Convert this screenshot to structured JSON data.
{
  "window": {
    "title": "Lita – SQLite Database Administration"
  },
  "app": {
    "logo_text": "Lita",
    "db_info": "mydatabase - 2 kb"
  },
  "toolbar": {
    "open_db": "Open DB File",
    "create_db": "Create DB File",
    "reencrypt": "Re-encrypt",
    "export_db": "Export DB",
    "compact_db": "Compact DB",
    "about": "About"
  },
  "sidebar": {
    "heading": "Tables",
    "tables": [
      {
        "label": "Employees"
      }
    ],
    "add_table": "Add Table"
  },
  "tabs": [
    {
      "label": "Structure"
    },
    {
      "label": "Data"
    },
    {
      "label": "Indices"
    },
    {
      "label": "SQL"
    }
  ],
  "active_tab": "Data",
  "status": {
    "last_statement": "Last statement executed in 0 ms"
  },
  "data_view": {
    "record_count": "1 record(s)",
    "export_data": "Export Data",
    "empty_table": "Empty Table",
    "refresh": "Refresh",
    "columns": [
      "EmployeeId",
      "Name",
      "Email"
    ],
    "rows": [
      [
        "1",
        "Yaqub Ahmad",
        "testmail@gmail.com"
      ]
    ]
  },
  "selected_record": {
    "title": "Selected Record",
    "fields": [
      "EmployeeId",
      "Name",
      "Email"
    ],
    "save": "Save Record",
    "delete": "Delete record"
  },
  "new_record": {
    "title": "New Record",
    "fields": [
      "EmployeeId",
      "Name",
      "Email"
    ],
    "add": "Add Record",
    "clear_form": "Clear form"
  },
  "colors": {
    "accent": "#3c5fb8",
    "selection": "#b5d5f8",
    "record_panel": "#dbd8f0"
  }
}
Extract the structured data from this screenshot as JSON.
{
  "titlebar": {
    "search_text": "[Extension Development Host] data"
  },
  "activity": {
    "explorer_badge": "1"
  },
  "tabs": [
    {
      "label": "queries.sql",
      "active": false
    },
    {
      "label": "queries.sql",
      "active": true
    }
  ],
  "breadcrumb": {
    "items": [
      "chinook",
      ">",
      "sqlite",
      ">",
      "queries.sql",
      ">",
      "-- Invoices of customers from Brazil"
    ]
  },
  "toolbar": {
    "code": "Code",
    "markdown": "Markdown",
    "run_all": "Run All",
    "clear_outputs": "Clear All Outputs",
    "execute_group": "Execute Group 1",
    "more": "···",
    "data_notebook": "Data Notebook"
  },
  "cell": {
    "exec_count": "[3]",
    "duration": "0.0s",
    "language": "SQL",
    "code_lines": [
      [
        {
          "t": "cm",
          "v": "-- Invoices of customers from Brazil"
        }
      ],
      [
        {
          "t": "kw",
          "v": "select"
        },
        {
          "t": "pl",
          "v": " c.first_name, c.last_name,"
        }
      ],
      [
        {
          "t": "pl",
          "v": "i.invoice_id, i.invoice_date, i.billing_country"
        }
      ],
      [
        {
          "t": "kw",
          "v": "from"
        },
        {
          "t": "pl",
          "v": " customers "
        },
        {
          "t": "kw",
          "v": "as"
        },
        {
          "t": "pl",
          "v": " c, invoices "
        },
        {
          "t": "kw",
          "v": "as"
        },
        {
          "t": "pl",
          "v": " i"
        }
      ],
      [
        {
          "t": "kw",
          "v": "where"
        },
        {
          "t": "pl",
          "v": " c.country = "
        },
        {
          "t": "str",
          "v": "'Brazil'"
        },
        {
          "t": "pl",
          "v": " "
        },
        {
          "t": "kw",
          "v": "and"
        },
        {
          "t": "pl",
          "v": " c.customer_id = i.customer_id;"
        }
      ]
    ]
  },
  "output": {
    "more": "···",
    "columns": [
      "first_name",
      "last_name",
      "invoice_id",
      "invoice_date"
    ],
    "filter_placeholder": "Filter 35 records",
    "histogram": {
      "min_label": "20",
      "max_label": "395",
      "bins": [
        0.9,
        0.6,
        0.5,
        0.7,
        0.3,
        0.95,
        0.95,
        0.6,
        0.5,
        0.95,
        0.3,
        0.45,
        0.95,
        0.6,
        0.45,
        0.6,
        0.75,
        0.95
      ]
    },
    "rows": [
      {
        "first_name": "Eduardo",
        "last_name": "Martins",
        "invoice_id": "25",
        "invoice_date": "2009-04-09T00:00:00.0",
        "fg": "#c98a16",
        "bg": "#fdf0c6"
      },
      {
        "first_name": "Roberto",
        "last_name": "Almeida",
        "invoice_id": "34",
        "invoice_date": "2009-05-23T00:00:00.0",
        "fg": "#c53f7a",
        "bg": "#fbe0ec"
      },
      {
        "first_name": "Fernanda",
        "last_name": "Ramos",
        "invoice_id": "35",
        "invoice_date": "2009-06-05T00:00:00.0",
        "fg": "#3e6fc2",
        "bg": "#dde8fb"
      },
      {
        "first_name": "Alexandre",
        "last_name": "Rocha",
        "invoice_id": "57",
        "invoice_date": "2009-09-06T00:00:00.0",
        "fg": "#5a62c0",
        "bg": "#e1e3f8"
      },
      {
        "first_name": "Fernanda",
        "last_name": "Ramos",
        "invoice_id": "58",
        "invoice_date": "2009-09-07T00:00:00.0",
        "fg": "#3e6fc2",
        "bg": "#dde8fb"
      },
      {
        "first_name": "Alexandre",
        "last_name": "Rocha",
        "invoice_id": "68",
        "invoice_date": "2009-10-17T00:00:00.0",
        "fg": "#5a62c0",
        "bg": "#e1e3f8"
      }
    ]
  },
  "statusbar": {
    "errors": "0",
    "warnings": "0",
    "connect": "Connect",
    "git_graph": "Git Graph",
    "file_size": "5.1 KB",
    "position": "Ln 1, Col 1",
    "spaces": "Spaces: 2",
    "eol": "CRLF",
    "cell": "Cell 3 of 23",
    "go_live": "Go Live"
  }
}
· · · · · · ·
> [WORK TO COMPLETE]:
Transcribe the entire listing above precisely.

> [FULL SOLUTION]:
Convert this screenshot to structured JSON data.
{
  "window": {
    "title": "Lita – SQLite Database Administration"
  },
  "app": {
    "logo_text": "Lita",
    "db_info": "mydatabase - 2 kb"
  },
  "toolbar": {
    "open_db": "Open DB File",
    "create_db": "Create DB File",
    "reencrypt": "Re-encrypt",
    "export_db": "Export DB",
    "compact_db": "Compact DB",
    "about": "About"
  },
  "sidebar": {
    "heading": "Tables",
    "tables": [
      {
        "label": "Employees"
      }
    ],
    "add_table": "Add Table"
  },
  "tabs": [
    {
      "label": "Structure"
    },
    {
      "label": "Data"
    },
    {
      "label": "Indices"
    },
    {
      "label": "SQL"
    }
  ],
  "active_tab": "Data",
  "status": {
    "last_statement": "Last statement executed in 0 ms"
  },
  "data_view": {
    "record_count": "1 record(s)",
    "export_data": "Export Data",
    "empty_table": "Empty Table",
    "refresh": "Refresh",
    "columns": [
      "EmployeeId",
      "Name",
      "Email"
    ],
    "rows": [
      [
        "1",
        "Yaqub Ahmad",
        "testmail@gmail.com"
      ]
    ]
  },
  "selected_record": {
    "title": "Selected Record",
    "fields": [
      "EmployeeId",
      "Name",
      "Email"
    ],
    "save": "Save Record",
    "delete": "Delete record"
  },
  "new_record": {
    "title": "New Record",
    "fields": [
      "EmployeeId",
      "Name",
      "Email"
    ],
    "add": "Add Record",
    "clear_form": "Clear form"
  },
  "colors": {
    "accent": "#3c5fb8",
    "selection": "#b5d5f8",
    "record_panel": "#dbd8f0"
  }
}
Extract the structured data from this screenshot as JSON.
{
  "titlebar": {
    "search_text": "[Extension Development Host] data"
  },
  "activity": {
    "explorer_badge": "1"
  },
  "tabs": [
    {
      "label": "queries.sql",
      "active": false
    },
    {
      "label": "queries.sql",
      "active": true
    }
  ],
  "breadcrumb": {
    "items": [
      "chinook",
      ">",
      "sqlite",
      ">",
      "queries.sql",
      ">",
      "-- Invoices of customers from Brazil"
    ]
  },
  "toolbar": {
    "code": "Code",
    "markdown": "Markdown",
    "run_all": "Run All",
    "clear_outputs": "Clear All Outputs",
    "execute_group": "Execute Group 1",
    "more": "···",
    "data_notebook": "Data Notebook"
  },
  "cell": {
    "exec_count": "[3]",
    "duration": "0.0s",
    "language": "SQL",
    "code_lines": [
      [
        {
          "t": "cm",
          "v": "-- Invoices of customers from Brazil"
        }
      ],
      [
        {
          "t": "kw",
          "v": "select"
        },
        {
          "t": "pl",
          "v": " c.first_name, c.last_name,"
        }
      ],
      [
        {
          "t": "pl",
          "v": "i.invoice_id, i.invoice_date, i.billing_country"
        }
      ],
      [
        {
          "t": "kw",
          "v": "from"
        },
        {
          "t": "pl",
          "v": " customers "
        },
        {
          "t": "kw",
          "v": "as"
        },
        {
          "t": "pl",
          "v": " c, invoices "
        },
        {
          "t": "kw",
          "v": "as"
        },
        {
          "t": "pl",
          "v": " i"
        }
      ],
      [
        {
          "t": "kw",
          "v": "where"
        },
        {
          "t": "pl",
          "v": " c.country = "
        },
        {
          "t": "str",
          "v": "'Brazil'"
        },
        {
          "t": "pl",
          "v": " "
        },
        {
          "t": "kw",
          "v": "and"
        },
        {
          "t": "pl",
          "v": " c.customer_id = i.customer_id;"
        }
      ]
    ]
  },
  "output": {
    "more": "···",
    "columns": [
      "first_name",
      "last_name",
      "invoice_id",
      "invoice_date"
    ],
    "filter_placeholder": "Filter 35 records",
    "histogram": {
      "min_label": "20",
      "max_label": "395",
      "bins": [
        0.9,
        0.6,
        0.5,
        0.7,
        0.3,
        0.95,
        0.95,
        0.6,
        0.5,
        0.95,
        0.3,
        0.45,
        0.95,
        0.6,
        0.45,
        0.6,
        0.75,
        0.95
      ]
    },
    "rows": [
      {
        "first_name": "Eduardo",
        "last_name": "Martins",
        "invoice_id": "25",
        "invoice_date": "2009-04-09T00:00:00.0",
        "fg": "#c98a16",
        "bg": "#fdf0c6"
      },
      {
        "first_name": "Roberto",
        "last_name": "Almeida",
        "invoice_id": "34",
        "invoice_date": "2009-05-23T00:00:00.0",
        "fg": "#c53f7a",
        "bg": "#fbe0ec"
      },
      {
        "first_name": "Fernanda",
        "last_name": "Ramos",
        "invoice_id": "35",
        "invoice_date": "2009-06-05T00:00:00.0",
        "fg": "#3e6fc2",
        "bg": "#dde8fb"
      },
      {
        "first_name": "Alexandre",
        "last_name": "Rocha",
        "invoice_id": "57",
        "invoice_date": "2009-09-06T00:00:00.0",
        "fg": "#5a62c0",
        "bg": "#e1e3f8"
      },
      {
        "first_name": "Fernanda",
        "last_name": "Ramos",
        "invoice_id": "58",
        "invoice_date": "2009-09-07T00:00:00.0",
        "fg": "#3e6fc2",
        "bg": "#dde8fb"
      },
      {
        "first_name": "Alexandre",
        "last_name": "Rocha",
        "invoice_id": "68",
        "invoice_date": "2009-10-17T00:00:00.0",
        "fg": "#5a62c0",
        "bg": "#e1e3f8"
      }
    ]
  },
  "statusbar": {
    "errors": "0",
    "warnings": "0",
    "connect": "Connect",
    "git_graph": "Git Graph",
    "file_size": "5.1 KB",
    "position": "Ln 1, Col 1",
    "spaces": "Spaces: 2",
    "eol": "CRLF",
    "cell": "Cell 3 of 23",
    "go_live": "Go Live"
  }
}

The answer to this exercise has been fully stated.